[Stored items]
####

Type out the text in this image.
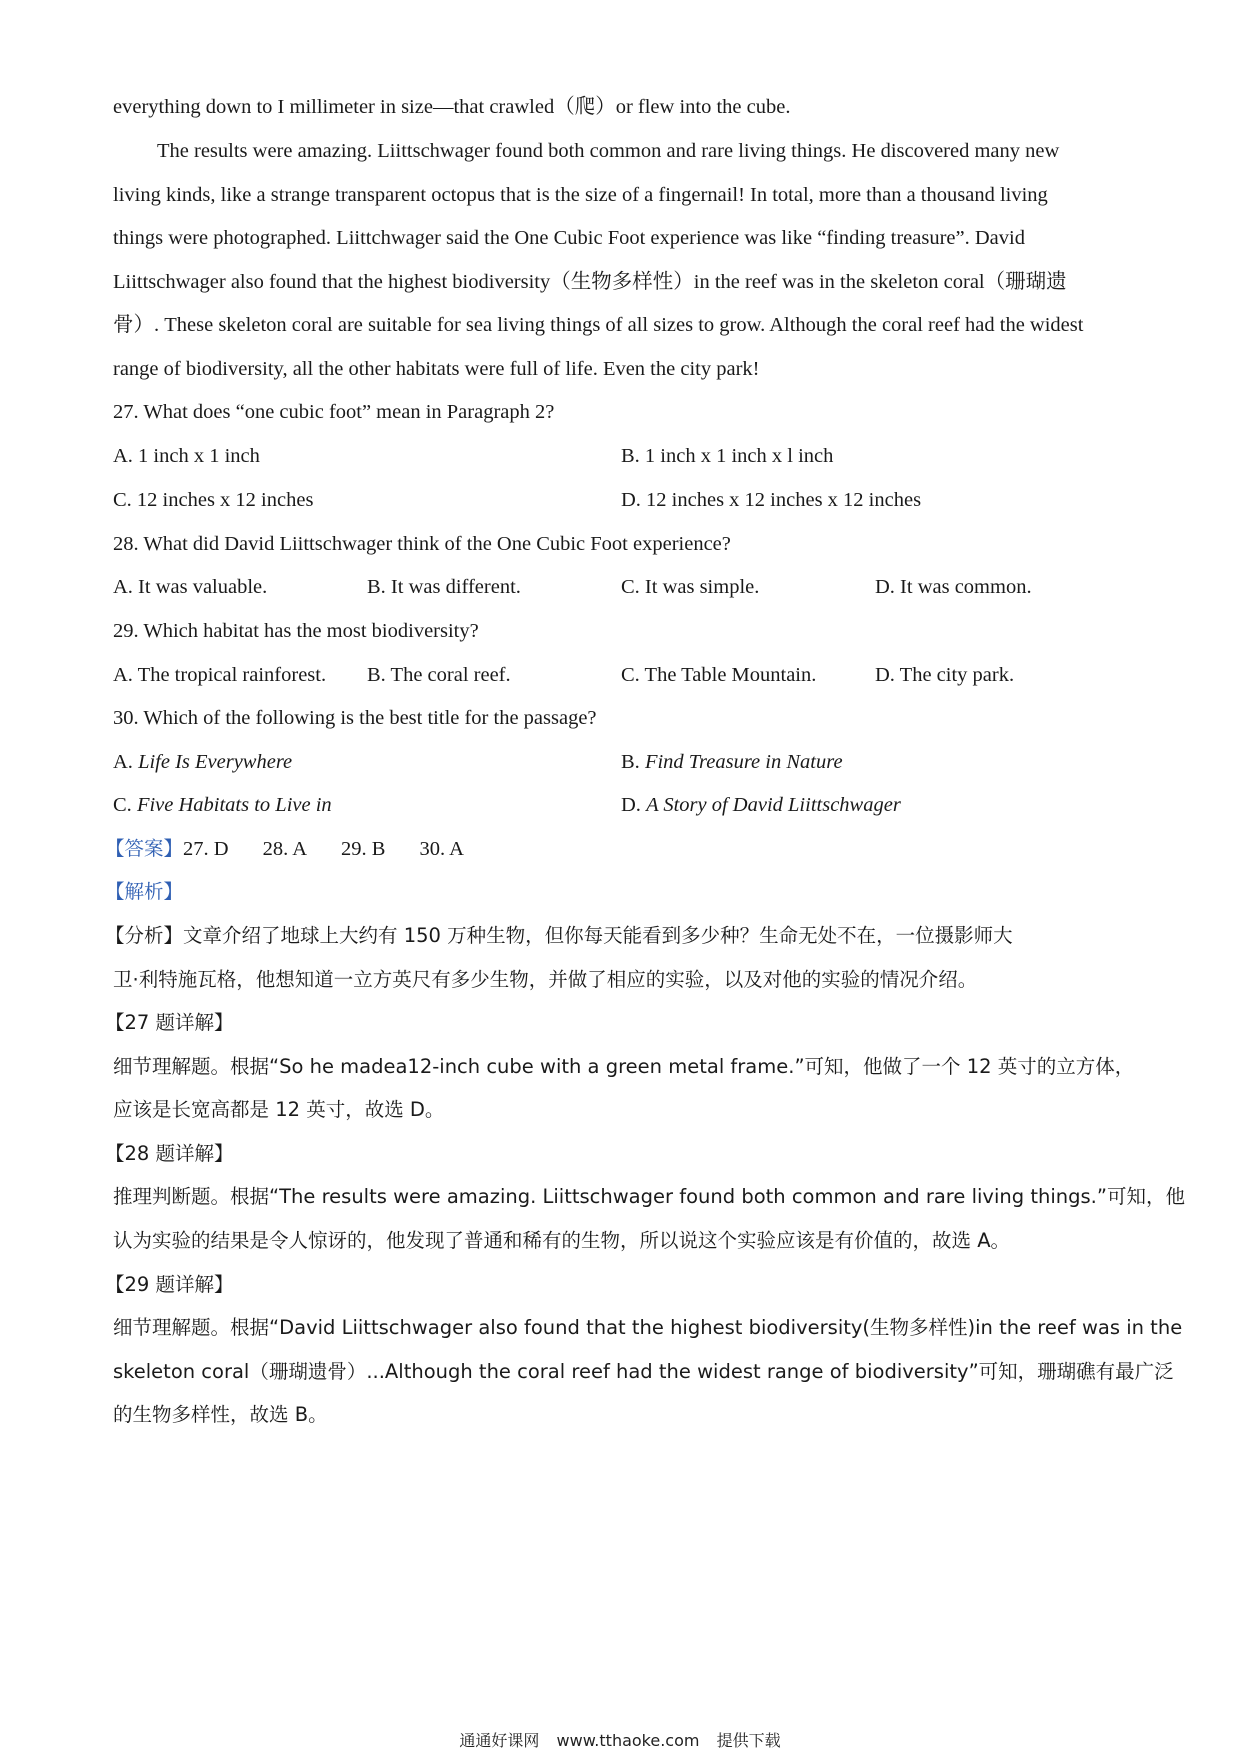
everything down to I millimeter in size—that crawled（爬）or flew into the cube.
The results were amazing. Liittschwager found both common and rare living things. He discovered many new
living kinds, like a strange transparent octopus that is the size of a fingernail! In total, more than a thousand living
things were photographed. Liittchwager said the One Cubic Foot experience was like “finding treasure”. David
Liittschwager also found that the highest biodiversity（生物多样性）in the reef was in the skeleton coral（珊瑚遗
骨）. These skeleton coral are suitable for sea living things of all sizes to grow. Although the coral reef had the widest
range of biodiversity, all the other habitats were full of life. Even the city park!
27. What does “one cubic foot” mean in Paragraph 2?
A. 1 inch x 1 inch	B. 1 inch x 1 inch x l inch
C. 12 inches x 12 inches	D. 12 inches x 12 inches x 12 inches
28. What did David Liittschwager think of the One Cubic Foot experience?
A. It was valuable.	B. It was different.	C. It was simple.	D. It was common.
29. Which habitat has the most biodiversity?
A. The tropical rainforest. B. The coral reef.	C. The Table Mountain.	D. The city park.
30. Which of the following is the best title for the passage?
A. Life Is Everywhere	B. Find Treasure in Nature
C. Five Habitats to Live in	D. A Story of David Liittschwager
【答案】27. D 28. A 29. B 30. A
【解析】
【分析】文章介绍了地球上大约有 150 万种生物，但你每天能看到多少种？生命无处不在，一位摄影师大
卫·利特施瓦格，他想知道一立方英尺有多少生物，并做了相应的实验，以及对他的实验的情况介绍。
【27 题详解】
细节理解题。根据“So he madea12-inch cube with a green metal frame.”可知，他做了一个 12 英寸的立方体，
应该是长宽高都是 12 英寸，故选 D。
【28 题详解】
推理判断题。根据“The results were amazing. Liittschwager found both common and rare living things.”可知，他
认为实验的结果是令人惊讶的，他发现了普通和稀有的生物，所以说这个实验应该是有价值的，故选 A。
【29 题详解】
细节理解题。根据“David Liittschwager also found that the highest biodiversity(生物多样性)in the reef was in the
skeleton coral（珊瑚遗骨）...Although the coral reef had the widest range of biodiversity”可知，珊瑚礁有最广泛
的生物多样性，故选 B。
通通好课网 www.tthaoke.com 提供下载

####

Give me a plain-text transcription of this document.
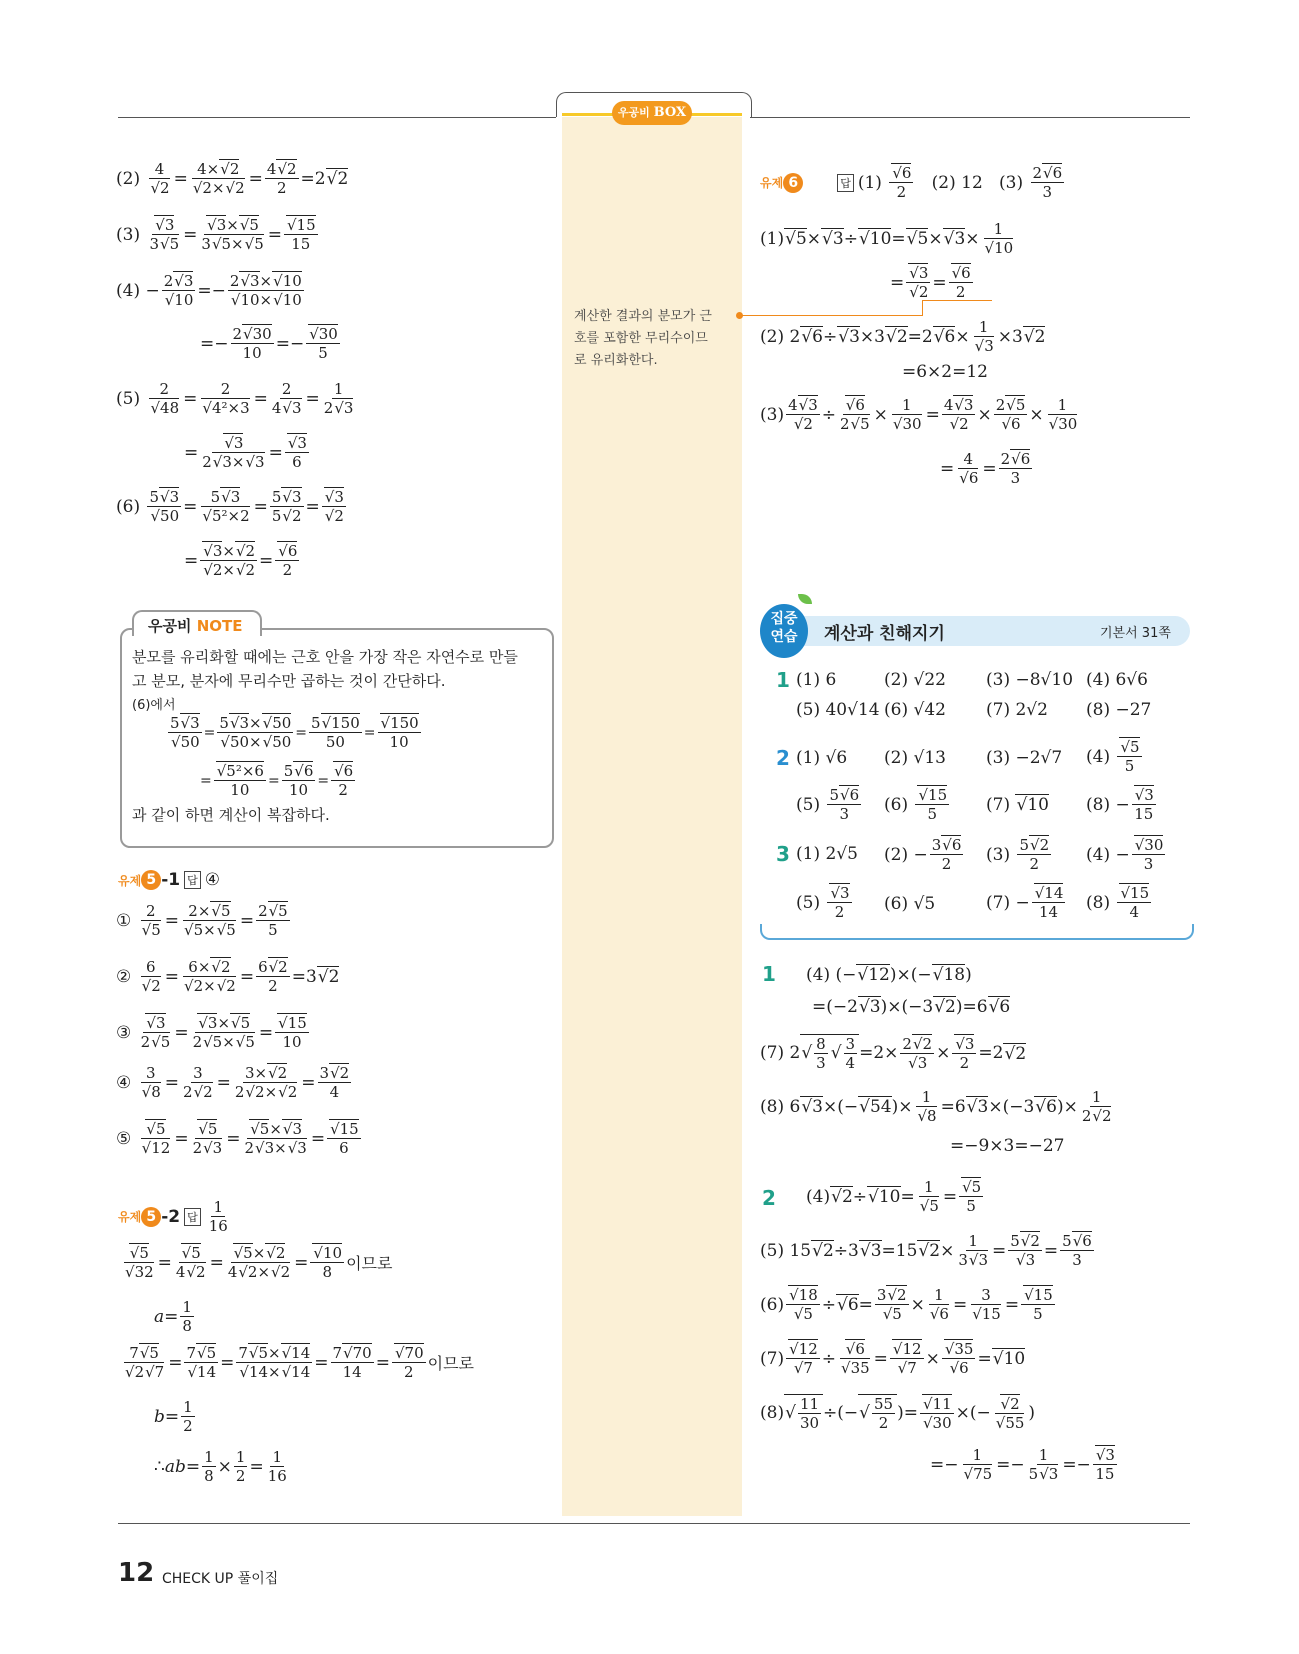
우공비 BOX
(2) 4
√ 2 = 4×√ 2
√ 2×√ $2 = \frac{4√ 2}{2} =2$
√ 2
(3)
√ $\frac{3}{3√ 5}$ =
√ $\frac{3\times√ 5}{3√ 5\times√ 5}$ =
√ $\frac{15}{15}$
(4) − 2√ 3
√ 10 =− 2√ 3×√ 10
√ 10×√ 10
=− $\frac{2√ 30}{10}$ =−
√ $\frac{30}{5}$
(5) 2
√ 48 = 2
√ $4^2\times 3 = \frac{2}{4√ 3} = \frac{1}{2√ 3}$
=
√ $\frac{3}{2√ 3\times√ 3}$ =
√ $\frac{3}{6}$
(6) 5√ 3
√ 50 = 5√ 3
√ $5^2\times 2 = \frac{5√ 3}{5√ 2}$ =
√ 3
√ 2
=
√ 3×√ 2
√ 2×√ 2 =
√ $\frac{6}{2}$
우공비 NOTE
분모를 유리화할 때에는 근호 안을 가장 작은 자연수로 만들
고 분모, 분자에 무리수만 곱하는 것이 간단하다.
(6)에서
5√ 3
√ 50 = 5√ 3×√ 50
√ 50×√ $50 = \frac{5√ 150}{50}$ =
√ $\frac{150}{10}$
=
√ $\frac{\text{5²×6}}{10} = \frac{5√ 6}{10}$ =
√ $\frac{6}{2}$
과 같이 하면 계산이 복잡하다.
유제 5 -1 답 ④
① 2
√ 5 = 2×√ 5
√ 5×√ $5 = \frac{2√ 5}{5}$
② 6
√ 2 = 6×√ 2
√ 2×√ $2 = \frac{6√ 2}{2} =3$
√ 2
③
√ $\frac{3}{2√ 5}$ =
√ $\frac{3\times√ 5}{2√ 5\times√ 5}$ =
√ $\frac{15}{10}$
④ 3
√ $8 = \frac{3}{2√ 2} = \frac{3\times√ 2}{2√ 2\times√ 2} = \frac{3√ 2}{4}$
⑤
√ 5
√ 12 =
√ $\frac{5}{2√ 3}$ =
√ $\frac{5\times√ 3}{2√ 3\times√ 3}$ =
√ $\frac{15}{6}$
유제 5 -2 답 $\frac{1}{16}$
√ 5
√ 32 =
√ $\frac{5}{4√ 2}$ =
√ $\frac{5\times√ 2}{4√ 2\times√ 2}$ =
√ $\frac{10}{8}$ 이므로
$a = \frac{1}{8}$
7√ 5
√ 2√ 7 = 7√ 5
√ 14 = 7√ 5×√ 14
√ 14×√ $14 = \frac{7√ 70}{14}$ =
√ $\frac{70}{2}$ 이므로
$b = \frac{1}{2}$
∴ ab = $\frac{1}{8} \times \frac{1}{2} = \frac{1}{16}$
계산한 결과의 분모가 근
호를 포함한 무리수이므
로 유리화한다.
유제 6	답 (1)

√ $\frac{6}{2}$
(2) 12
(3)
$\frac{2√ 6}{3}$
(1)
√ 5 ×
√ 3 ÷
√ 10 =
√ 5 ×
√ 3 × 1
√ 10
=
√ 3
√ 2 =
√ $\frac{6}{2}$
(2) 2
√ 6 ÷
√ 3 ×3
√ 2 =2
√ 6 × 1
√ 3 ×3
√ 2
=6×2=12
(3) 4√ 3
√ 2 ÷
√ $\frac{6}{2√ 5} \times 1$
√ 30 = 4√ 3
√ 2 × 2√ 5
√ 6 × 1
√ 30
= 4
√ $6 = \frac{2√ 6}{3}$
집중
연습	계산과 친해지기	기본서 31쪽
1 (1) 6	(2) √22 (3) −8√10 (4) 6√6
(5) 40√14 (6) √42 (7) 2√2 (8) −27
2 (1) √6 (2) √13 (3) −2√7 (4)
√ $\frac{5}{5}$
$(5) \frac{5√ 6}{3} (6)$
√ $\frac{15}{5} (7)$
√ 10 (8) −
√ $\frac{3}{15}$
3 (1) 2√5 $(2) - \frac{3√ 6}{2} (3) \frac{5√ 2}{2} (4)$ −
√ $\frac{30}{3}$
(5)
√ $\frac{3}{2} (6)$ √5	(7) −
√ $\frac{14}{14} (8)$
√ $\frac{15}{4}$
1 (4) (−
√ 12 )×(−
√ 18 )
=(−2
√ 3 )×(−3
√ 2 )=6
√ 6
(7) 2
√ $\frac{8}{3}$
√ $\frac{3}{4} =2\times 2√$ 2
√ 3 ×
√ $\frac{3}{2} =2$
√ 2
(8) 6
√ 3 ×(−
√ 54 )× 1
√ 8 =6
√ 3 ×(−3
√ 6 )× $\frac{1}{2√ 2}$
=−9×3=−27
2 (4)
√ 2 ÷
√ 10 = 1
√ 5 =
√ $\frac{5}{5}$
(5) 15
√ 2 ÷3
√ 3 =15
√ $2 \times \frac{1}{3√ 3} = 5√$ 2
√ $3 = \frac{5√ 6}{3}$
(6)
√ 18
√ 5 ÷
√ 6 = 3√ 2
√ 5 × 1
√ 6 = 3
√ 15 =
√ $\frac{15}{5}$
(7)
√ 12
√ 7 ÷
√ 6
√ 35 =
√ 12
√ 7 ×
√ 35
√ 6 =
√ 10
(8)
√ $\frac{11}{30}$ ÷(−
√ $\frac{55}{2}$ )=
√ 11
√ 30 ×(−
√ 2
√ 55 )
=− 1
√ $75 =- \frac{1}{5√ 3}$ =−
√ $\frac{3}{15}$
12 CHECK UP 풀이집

####

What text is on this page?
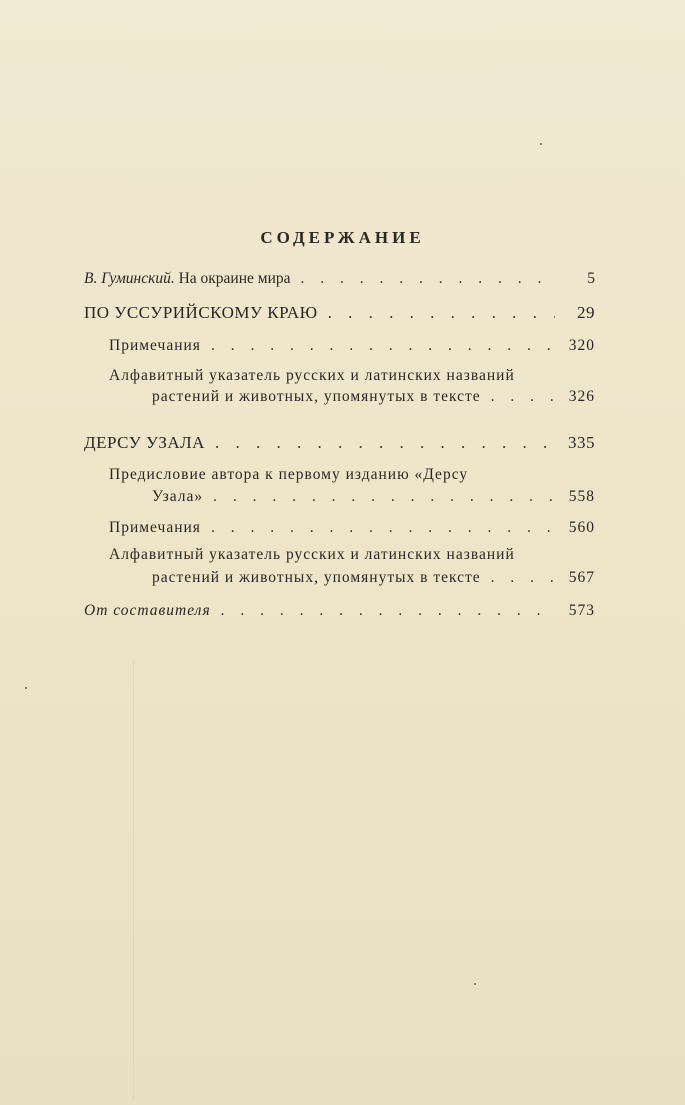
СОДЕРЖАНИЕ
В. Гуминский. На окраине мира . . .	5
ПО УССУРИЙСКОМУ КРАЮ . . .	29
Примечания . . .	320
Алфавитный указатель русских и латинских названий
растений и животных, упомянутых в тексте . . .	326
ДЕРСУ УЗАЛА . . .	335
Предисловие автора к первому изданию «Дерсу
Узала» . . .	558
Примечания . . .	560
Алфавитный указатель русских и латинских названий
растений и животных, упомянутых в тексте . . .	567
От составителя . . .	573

####

Examine the listing and say how many of its lines contain the string "city". Give the number alone.

- Response for this exercise -
2